[Entries taken from a collection]
§ §
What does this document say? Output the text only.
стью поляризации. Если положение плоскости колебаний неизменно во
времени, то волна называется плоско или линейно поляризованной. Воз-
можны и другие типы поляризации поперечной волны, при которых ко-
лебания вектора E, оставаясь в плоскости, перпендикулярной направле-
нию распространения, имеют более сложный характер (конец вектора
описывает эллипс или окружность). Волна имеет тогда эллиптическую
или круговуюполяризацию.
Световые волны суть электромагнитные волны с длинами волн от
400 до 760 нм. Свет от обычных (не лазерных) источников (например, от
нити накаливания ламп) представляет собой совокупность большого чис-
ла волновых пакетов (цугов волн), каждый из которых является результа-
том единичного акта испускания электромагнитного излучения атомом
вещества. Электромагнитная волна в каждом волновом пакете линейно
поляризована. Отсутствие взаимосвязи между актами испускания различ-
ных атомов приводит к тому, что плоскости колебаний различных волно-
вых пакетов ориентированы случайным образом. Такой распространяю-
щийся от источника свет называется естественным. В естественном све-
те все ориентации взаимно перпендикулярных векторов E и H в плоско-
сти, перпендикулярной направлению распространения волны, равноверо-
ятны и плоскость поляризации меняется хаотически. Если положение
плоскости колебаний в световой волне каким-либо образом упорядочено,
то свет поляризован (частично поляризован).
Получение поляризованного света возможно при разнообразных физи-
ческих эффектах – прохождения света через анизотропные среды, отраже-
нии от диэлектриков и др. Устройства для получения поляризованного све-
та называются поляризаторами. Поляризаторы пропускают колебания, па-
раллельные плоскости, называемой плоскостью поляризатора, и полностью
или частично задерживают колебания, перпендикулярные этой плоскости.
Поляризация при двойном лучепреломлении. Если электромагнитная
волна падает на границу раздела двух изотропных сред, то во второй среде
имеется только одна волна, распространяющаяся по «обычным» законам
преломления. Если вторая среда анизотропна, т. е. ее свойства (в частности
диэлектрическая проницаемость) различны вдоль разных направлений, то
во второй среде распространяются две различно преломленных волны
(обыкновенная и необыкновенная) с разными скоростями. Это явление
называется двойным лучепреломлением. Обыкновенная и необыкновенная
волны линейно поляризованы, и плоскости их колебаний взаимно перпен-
§ §
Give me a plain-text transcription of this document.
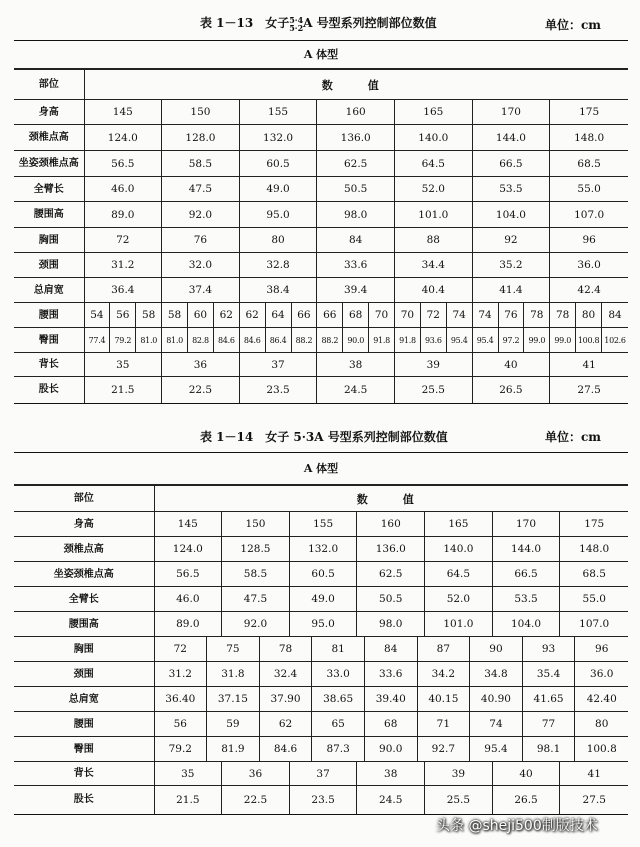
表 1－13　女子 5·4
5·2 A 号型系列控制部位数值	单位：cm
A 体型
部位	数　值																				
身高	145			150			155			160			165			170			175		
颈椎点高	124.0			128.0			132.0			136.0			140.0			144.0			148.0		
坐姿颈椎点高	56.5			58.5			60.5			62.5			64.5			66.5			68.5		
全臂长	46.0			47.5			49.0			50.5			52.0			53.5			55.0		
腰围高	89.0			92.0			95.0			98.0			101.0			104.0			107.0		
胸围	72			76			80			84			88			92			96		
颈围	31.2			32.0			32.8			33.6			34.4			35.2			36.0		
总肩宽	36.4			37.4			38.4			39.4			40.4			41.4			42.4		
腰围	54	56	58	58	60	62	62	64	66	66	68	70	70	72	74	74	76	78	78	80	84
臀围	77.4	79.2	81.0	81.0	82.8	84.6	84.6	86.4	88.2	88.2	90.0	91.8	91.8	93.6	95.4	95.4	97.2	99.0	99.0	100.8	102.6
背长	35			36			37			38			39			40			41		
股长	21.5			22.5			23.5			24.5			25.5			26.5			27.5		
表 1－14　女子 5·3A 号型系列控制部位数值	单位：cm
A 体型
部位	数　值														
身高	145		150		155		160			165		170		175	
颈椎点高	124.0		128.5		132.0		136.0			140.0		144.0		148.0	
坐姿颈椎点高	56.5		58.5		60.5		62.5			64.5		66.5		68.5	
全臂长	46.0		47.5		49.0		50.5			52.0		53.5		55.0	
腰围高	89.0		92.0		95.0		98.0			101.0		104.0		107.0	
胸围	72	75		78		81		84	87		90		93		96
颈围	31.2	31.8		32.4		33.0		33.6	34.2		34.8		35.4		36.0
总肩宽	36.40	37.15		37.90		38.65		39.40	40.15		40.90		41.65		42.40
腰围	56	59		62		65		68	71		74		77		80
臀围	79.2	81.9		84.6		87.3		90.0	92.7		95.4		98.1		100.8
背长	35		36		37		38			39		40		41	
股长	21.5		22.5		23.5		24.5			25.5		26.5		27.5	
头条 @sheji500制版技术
§ §
Task to complete
Check each line above for the string "линейно", then copy the ones that have it.

Output of the exercise
времени, то волна называется плоско или линейно поляризованной. Воз-
вещества. Электромагнитная волна в каждом волновом пакете линейно
волны линейно поляризованы, и плоскости их колебаний взаимно перпен-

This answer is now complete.